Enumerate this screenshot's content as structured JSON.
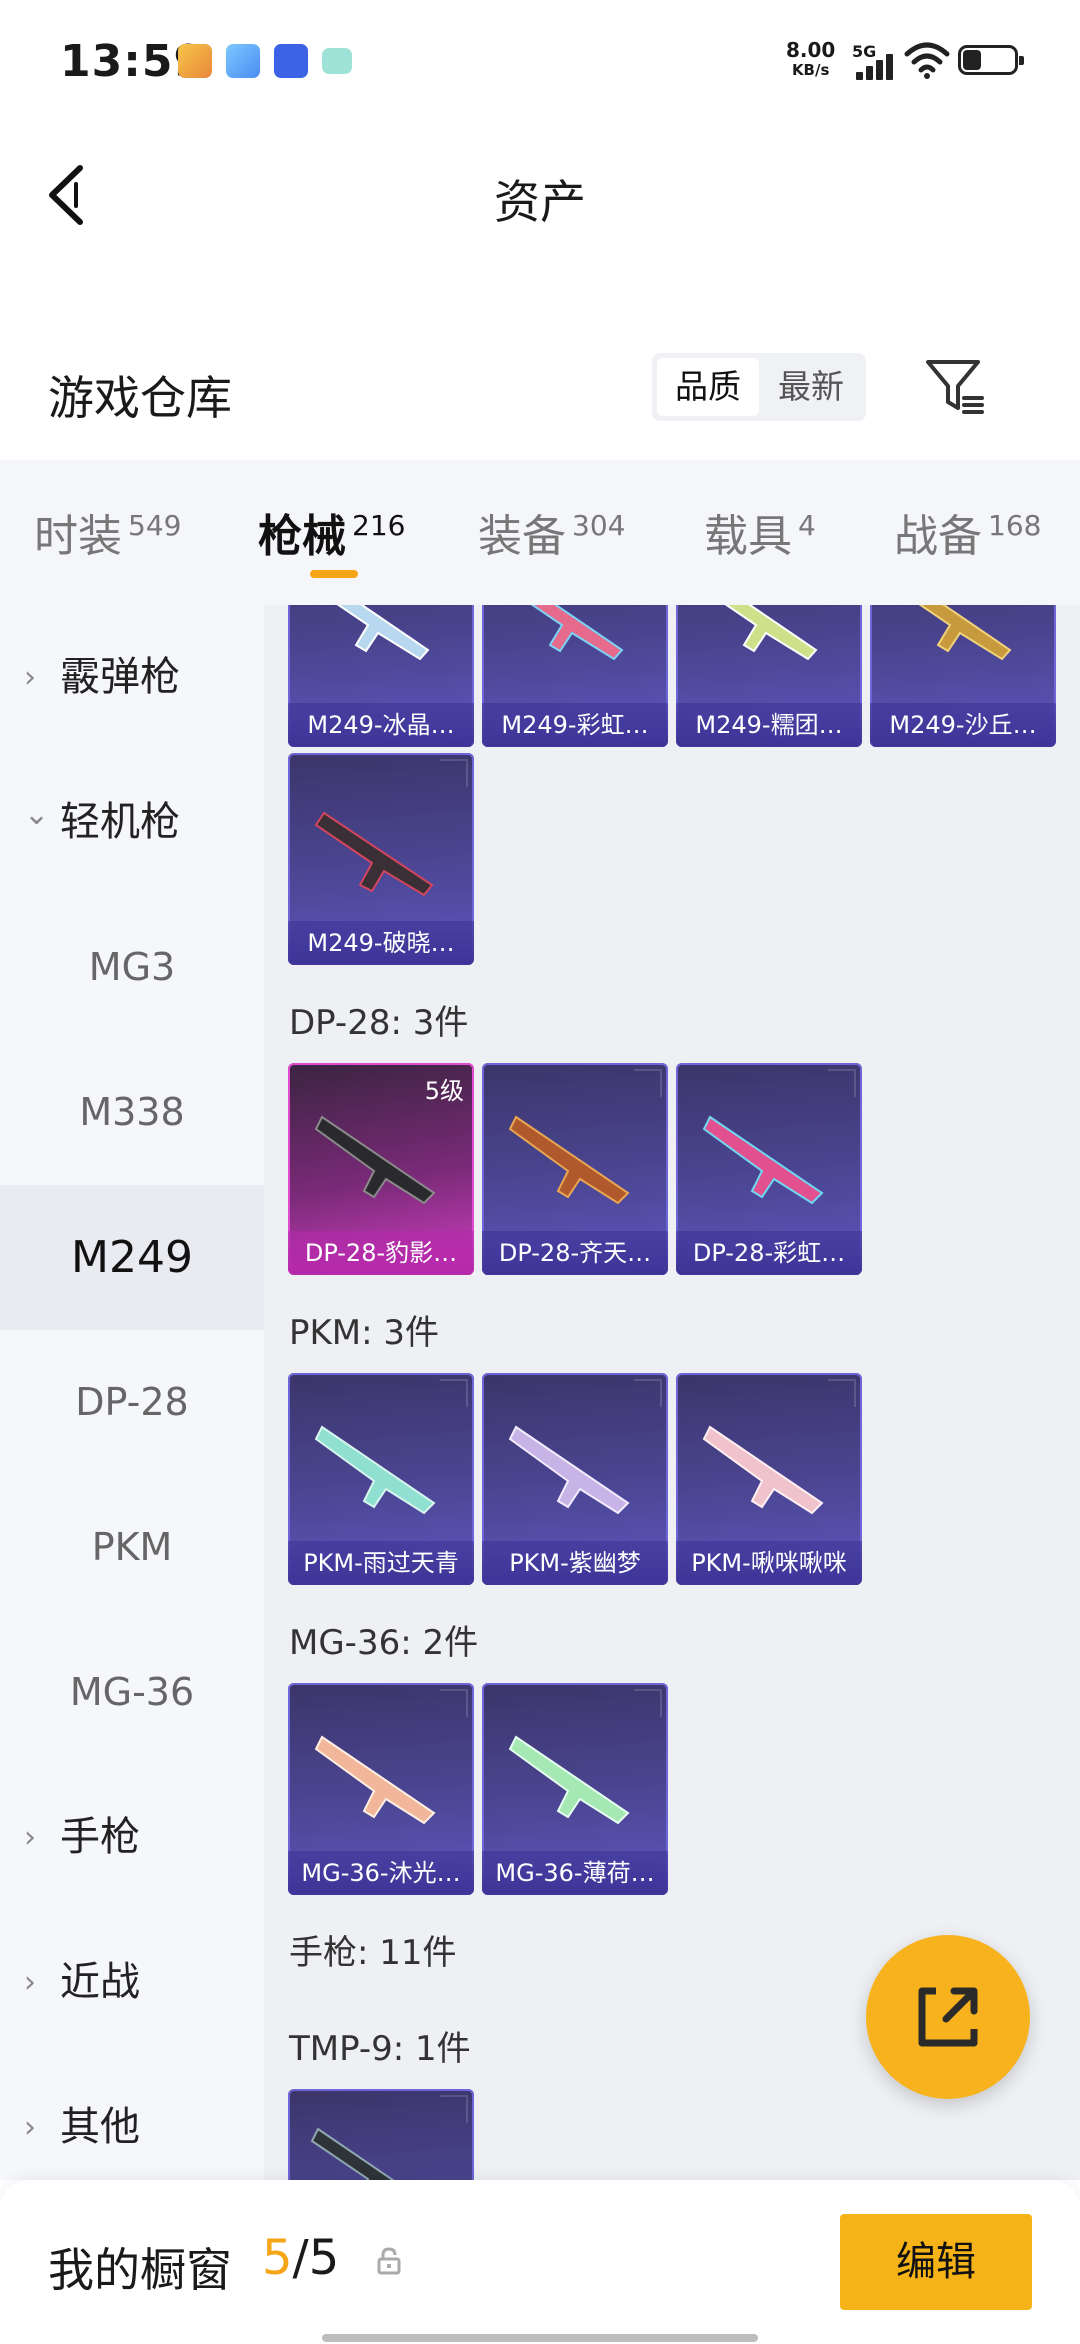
{
  "status": {
    "time": "13:59",
    "net_speed": "8.00",
    "net_unit": "KB/s",
    "signal": "5G",
    "icons": [
      "news-app-icon",
      "browser-app-icon",
      "vivo-app-icon",
      "message-app-icon"
    ]
  },
  "header": {
    "title": "资产",
    "back_icon": "back-arrow-icon"
  },
  "warehouse": {
    "title": "游戏仓库",
    "sort_quality": "品质",
    "sort_newest": "最新",
    "filter_icon": "filter-icon"
  },
  "tabs": [
    {
      "label": "时装",
      "count": "549"
    },
    {
      "label": "枪械",
      "count": "216"
    },
    {
      "label": "装备",
      "count": "304"
    },
    {
      "label": "载具",
      "count": "4"
    },
    {
      "label": "战备",
      "count": "168"
    }
  ],
  "sidebar": {
    "shotgun": "霰弹枪",
    "lmg": "轻机枪",
    "mg3": "MG3",
    "m338": "M338",
    "m249": "M249",
    "dp28": "DP-28",
    "pkm": "PKM",
    "mg36": "MG-36",
    "pistol": "手枪",
    "melee": "近战",
    "other": "其他",
    "chev_right": "›",
    "chev_down": "⌄"
  },
  "content": {
    "m249_row1": [
      "M249-冰晶…",
      "M249-彩虹…",
      "M249-糯团…",
      "M249-沙丘…"
    ],
    "m249_row2": [
      "M249-破晓…"
    ],
    "dp28_header": "DP-28: 3件",
    "dp28": [
      "DP-28-豹影…",
      "DP-28-齐天…",
      "DP-28-彩虹…"
    ],
    "dp28_badge": "5级",
    "pkm_header": "PKM: 3件",
    "pkm": [
      "PKM-雨过天青",
      "PKM-紫幽梦",
      "PKM-啾咪啾咪"
    ],
    "mg36_header": "MG-36: 2件",
    "mg36": [
      "MG-36-沐光…",
      "MG-36-薄荷…"
    ],
    "pistol_header": "手枪: 11件",
    "tmp9_header": "TMP-9: 1件"
  },
  "fab": {
    "icon": "share-external-icon"
  },
  "showcase": {
    "title": "我的橱窗",
    "current": "5",
    "sep": "/",
    "total": "5",
    "lock_icon": "lock-icon",
    "edit_label": "编辑"
  },
  "colors": {
    "accent": "#f5a516",
    "card": "#4c4694",
    "card_rare": "#d23fc3"
  }
}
═══
= GOAL =
How many of the lines above hold "count"? Answer with only the number.

= OUTPUT OF THE EXERCISE =
5